Selected excerpt
Letter to My Network: Join The Correspondent

I have never asked you for anything. Until today.

17 Nov 2018 6:26 pm 1 Comment

This is for everyone who follows me on social media, or who has read my press criticism. All my former students. Fans of this blog, PressThink. Anyone who owns my book. Anyone who’s heard me speak. It is a personal statement, from me to them.

UPDATE, Jan. 1 2019: The campaign succeeded! Some 45,000 founding members from 130+ countries gave $2.6 million to launch The Correspondent. (You can still join.) And I appeared on the Daily Show Dec. 6 to make my pitch.
ORIGINAL LETTER, Nov. 14: I have never asked you for anything. Except maybe to read this, or share that. I don’t push products, or join campaigns. But now, after 32 years as an observer and critic of the press, I am breaking with that policy. Breaking it in half.

I am asking you to do what I have done: join The Correspondent. If you have ever wondered what I would recommend to public-spirited people who want a better press, this is it. Go here, read about the site’s founding principles, and if they move you become a member.

I won’t make a dime if you do. I am not getting paid to tell you this. I have no stake in the company. I am not an officer or an employee. I just believe in what they are doing, and I have tried to advise them on how to do it better.

After the shock of the 2016 election, I felt I had to find something more useful to do than criticize the performance of the news media. (I do that, as well.) So I decided to work with The Correspondent on its membership campaign, which launched on November 14. Now I am asking you to participate, for reasons I will explain.

To be done
• a. According to the letter, how much money did the founding members give to launch The Correspondent?
• b. List every group of people the letter says it is addressed to.

Raw records
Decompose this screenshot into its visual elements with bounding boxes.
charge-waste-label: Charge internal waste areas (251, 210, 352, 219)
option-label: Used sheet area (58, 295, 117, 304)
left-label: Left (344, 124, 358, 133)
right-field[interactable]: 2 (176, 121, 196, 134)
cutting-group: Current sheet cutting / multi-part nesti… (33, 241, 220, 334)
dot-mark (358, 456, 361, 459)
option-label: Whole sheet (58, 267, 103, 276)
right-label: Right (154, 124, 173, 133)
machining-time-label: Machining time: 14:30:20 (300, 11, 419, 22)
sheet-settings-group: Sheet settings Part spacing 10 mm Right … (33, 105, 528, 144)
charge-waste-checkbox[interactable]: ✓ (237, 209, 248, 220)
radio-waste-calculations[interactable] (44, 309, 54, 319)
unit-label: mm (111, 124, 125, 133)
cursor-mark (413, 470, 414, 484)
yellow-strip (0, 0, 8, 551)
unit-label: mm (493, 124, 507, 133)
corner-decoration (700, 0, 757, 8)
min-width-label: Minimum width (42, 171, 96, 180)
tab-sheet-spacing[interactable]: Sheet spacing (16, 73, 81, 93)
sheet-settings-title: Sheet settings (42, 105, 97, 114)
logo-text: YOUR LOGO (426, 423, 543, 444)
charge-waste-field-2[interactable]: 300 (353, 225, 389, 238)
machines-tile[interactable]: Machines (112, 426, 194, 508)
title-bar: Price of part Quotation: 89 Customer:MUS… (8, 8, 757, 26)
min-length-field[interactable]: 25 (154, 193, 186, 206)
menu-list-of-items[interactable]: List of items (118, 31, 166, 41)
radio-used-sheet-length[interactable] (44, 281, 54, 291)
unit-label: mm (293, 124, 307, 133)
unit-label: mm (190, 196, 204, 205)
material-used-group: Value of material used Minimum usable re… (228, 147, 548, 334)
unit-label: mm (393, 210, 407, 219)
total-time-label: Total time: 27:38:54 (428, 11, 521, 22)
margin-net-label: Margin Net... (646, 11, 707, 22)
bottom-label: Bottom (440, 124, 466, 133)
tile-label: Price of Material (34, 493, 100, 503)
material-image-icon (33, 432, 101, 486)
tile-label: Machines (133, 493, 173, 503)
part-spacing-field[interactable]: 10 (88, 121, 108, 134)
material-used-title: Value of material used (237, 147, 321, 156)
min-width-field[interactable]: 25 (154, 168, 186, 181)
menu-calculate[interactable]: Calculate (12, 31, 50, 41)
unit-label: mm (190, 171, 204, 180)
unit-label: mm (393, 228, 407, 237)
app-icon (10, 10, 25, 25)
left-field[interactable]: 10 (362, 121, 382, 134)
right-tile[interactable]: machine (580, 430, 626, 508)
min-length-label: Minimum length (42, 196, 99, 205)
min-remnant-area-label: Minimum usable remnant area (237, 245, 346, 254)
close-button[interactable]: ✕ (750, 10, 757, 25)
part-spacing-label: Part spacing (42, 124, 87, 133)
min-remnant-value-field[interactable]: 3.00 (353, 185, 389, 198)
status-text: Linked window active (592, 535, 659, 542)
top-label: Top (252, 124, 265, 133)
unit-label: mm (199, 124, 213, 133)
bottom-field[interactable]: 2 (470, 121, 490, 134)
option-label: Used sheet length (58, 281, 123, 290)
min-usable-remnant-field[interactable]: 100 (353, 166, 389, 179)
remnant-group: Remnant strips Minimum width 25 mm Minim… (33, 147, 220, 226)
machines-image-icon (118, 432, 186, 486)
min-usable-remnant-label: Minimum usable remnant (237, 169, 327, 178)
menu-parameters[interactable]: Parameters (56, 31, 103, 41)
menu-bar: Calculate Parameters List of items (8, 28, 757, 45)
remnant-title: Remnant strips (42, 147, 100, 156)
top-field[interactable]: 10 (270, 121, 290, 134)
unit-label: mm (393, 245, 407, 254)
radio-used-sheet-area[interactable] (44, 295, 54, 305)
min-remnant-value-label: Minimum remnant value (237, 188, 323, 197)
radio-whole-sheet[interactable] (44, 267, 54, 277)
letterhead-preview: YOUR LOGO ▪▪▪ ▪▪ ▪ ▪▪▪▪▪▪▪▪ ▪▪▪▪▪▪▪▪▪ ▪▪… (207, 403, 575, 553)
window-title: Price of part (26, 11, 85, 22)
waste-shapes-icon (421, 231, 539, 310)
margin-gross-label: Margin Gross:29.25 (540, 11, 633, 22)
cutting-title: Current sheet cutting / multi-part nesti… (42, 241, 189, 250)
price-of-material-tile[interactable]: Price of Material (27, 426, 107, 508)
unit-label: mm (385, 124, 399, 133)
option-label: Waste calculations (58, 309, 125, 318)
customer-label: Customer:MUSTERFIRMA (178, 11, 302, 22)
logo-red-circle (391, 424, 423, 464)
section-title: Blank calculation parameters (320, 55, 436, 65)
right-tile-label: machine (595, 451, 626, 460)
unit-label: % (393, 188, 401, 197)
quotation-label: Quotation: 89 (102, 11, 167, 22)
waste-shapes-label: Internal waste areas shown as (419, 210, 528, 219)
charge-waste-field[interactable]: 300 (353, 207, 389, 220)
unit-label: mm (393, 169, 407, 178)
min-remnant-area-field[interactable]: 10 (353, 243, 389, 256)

Solutions per task
• a. $2.6 million

• b.
- People who follow the writer on social media
- People who have read the writer's press criticism
- The writer's former students
- Fans of the blog PressThink
- Anyone who owns the writer's book
- Anyone who has heard the writer speak